**Task details:** An exact copy of every record is needed, with the pictures left out.
--- Entries shown Enclosed Below ---
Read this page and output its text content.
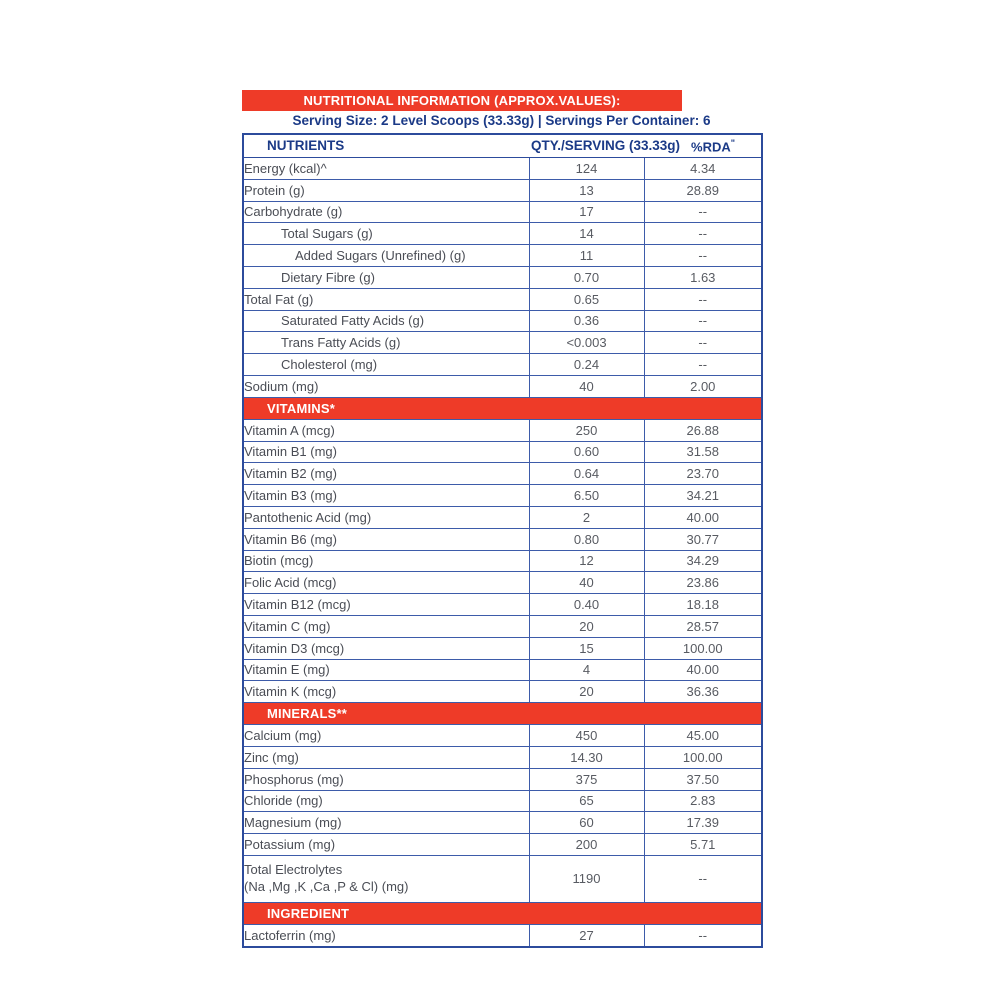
NUTRITIONAL INFORMATION (APPROX.VALUES):
Serving Size: 2 Level Scoops (33.33g) | Servings Per Container: 6
NUTRIENTS QTY./SERVING (33.33g) %RDA"

Energy (kcal)^	124	4.34
Protein (g)	13	28.89
Carbohydrate (g)	17	--
Total Sugars (g)	14	--
Added Sugars (Unrefined) (g)	11	--
Dietary Fibre (g)	0.70	1.63
Total Fat (g)	0.65	--
Saturated Fatty Acids (g)	0.36	--
Trans Fatty Acids (g)	<0.003	--
Cholesterol (mg)	0.24	--
Sodium (mg)	40	2.00
VITAMINS*		
Vitamin A (mcg)	250	26.88
Vitamin B1 (mg)	0.60	31.58
Vitamin B2 (mg)	0.64	23.70
Vitamin B3 (mg)	6.50	34.21
Pantothenic Acid (mg)	2	40.00
Vitamin B6 (mg)	0.80	30.77
Biotin (mcg)	12	34.29
Folic Acid (mcg)	40	23.86
Vitamin B12 (mcg)	0.40	18.18
Vitamin C (mg)	20	28.57
Vitamin D3 (mcg)	15	100.00
Vitamin E (mg)	4	40.00
Vitamin K (mcg)	20	36.36
MINERALS**		
Calcium (mg)	450	45.00
Zinc (mg)	14.30	100.00
Phosphorus (mg)	375	37.50
Chloride (mg)	65	2.83
Magnesium (mg)	60	17.39
Potassium (mg)	200	5.71

Total Electrolytes
(Na ,Mg ,K ,Ca ,P & Cl) (mg)	1190	--
INGREDIENT		
Lactoferrin (mg)	27	--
--- End of Enclosed Entries shown ---
**Task result:**
Read this page and output its text content.
NUTRITIONAL INFORMATION (APPROX.VALUES):
Serving Size: 2 Level Scoops (33.33g) | Servings Per Container: 6
NUTRIENTS QTY./SERVING (33.33g) %RDA"

Energy (kcal)^	124	4.34
Protein (g)	13	28.89
Carbohydrate (g)	17	--
Total Sugars (g)	14	--
Added Sugars (Unrefined) (g)	11	--
Dietary Fibre (g)	0.70	1.63
Total Fat (g)	0.65	--
Saturated Fatty Acids (g)	0.36	--
Trans Fatty Acids (g)	<0.003	--
Cholesterol (mg)	0.24	--
Sodium (mg)	40	2.00
VITAMINS*		
Vitamin A (mcg)	250	26.88
Vitamin B1 (mg)	0.60	31.58
Vitamin B2 (mg)	0.64	23.70
Vitamin B3 (mg)	6.50	34.21
Pantothenic Acid (mg)	2	40.00
Vitamin B6 (mg)	0.80	30.77
Biotin (mcg)	12	34.29
Folic Acid (mcg)	40	23.86
Vitamin B12 (mcg)	0.40	18.18
Vitamin C (mg)	20	28.57
Vitamin D3 (mcg)	15	100.00
Vitamin E (mg)	4	40.00
Vitamin K (mcg)	20	36.36
MINERALS**		
Calcium (mg)	450	45.00
Zinc (mg)	14.30	100.00
Phosphorus (mg)	375	37.50
Chloride (mg)	65	2.83
Magnesium (mg)	60	17.39
Potassium (mg)	200	5.71

Total Electrolytes
(Na ,Mg ,K ,Ca ,P & Cl) (mg)	1190	--
INGREDIENT		
Lactoferrin (mg)	27	--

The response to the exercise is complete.